**GIVEN EXERCISE:** The records below must be transcribed exactly. Do not include the pictures.
— Begin MATERIAL PROVIDED —
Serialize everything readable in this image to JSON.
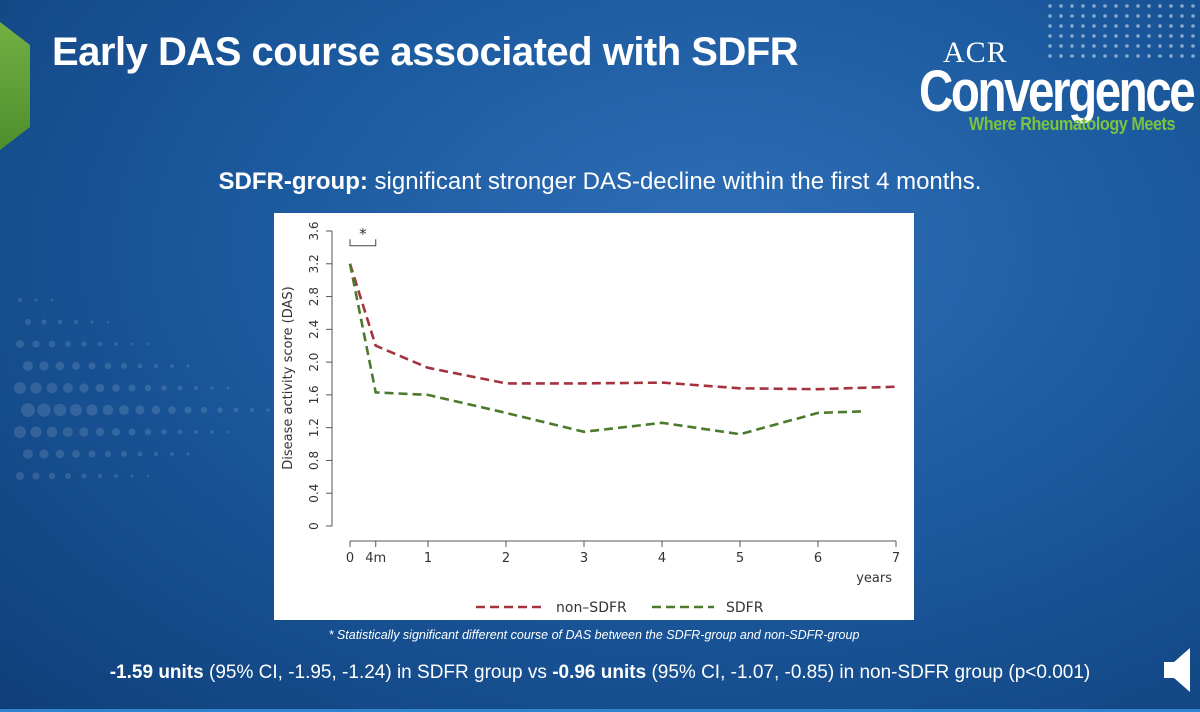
{
  "slide": {
    "title": "Early DAS course associated with SDFR",
    "subtitle_bold": "SDFR-group:",
    "subtitle_rest": " significant stronger DAS-decline within the first 4 months.",
    "footnote": "* Statistically significant different course of DAS between the SDFR-group and non-SDFR-group",
    "result": {
      "sdfr_value": "-1.59 units",
      "sdfr_ci": " (95% CI, -1.95, -1.24) in SDFR group vs ",
      "non_value": "-0.96 units",
      "non_ci": " (95% CI, -1.07, -0.85) in non-SDFR group (p<0.001)"
    }
  },
  "logo": {
    "acr": "ACR",
    "name": "Convergence",
    "tagline": "Where Rheumatology Meets"
  },
  "colors": {
    "non_sdfr": "#a3343f",
    "sdfr": "#4c7a2c",
    "accent_green": "#7cc242"
  },
  "chart_data": {
    "type": "line",
    "title": "",
    "xlabel": "years",
    "ylabel": "Disease activity score (DAS)",
    "xlim": [
      0,
      7
    ],
    "ylim": [
      0,
      3.6
    ],
    "xticks": [
      {
        "v": 0,
        "label": "0"
      },
      {
        "v": 0.33,
        "label": "4m"
      },
      {
        "v": 1,
        "label": "1"
      },
      {
        "v": 2,
        "label": "2"
      },
      {
        "v": 3,
        "label": "3"
      },
      {
        "v": 4,
        "label": "4"
      },
      {
        "v": 5,
        "label": "5"
      },
      {
        "v": 6,
        "label": "6"
      },
      {
        "v": 7,
        "label": "7"
      }
    ],
    "yticks": [
      "0",
      "0.4",
      "0.8",
      "1.2",
      "1.6",
      "2.0",
      "2.4",
      "2.8",
      "3.2",
      "3.6"
    ],
    "significance_marker": "*",
    "legend_position": "bottom",
    "series": [
      {
        "name": "non–SDFR",
        "x": [
          0,
          0.33,
          1,
          2,
          3,
          4,
          5,
          6,
          7
        ],
        "y": [
          3.2,
          2.2,
          1.93,
          1.74,
          1.74,
          1.75,
          1.68,
          1.67,
          1.7
        ]
      },
      {
        "name": "SDFR",
        "x": [
          0,
          0.33,
          1,
          2,
          3,
          4,
          5,
          6,
          6.6
        ],
        "y": [
          3.2,
          1.63,
          1.6,
          1.38,
          1.15,
          1.26,
          1.12,
          1.38,
          1.4
        ]
      }
    ]
  }
}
— End MATERIAL PROVIDED —
**THE REPLY:**
Serialize everything readable in this image to JSON.
{
  "slide": {
    "title": "Early DAS course associated with SDFR",
    "subtitle_bold": "SDFR-group:",
    "subtitle_rest": " significant stronger DAS-decline within the first 4 months.",
    "footnote": "* Statistically significant different course of DAS between the SDFR-group and non-SDFR-group",
    "result": {
      "sdfr_value": "-1.59 units",
      "sdfr_ci": " (95% CI, -1.95, -1.24) in SDFR group vs ",
      "non_value": "-0.96 units",
      "non_ci": " (95% CI, -1.07, -0.85) in non-SDFR group (p<0.001)"
    }
  },
  "logo": {
    "acr": "ACR",
    "name": "Convergence",
    "tagline": "Where Rheumatology Meets"
  },
  "colors": {
    "non_sdfr": "#a3343f",
    "sdfr": "#4c7a2c",
    "accent_green": "#7cc242"
  },
  "chart_data": {
    "type": "line",
    "title": "",
    "xlabel": "years",
    "ylabel": "Disease activity score (DAS)",
    "xlim": [
      0,
      7
    ],
    "ylim": [
      0,
      3.6
    ],
    "xticks": [
      {
        "v": 0,
        "label": "0"
      },
      {
        "v": 0.33,
        "label": "4m"
      },
      {
        "v": 1,
        "label": "1"
      },
      {
        "v": 2,
        "label": "2"
      },
      {
        "v": 3,
        "label": "3"
      },
      {
        "v": 4,
        "label": "4"
      },
      {
        "v": 5,
        "label": "5"
      },
      {
        "v": 6,
        "label": "6"
      },
      {
        "v": 7,
        "label": "7"
      }
    ],
    "yticks": [
      "0",
      "0.4",
      "0.8",
      "1.2",
      "1.6",
      "2.0",
      "2.4",
      "2.8",
      "3.2",
      "3.6"
    ],
    "significance_marker": "*",
    "legend_position": "bottom",
    "series": [
      {
        "name": "non–SDFR",
        "x": [
          0,
          0.33,
          1,
          2,
          3,
          4,
          5,
          6,
          7
        ],
        "y": [
          3.2,
          2.2,
          1.93,
          1.74,
          1.74,
          1.75,
          1.68,
          1.67,
          1.7
        ]
      },
      {
        "name": "SDFR",
        "x": [
          0,
          0.33,
          1,
          2,
          3,
          4,
          5,
          6,
          6.6
        ],
        "y": [
          3.2,
          1.63,
          1.6,
          1.38,
          1.15,
          1.26,
          1.12,
          1.38,
          1.4
        ]
      }
    ]
  }
}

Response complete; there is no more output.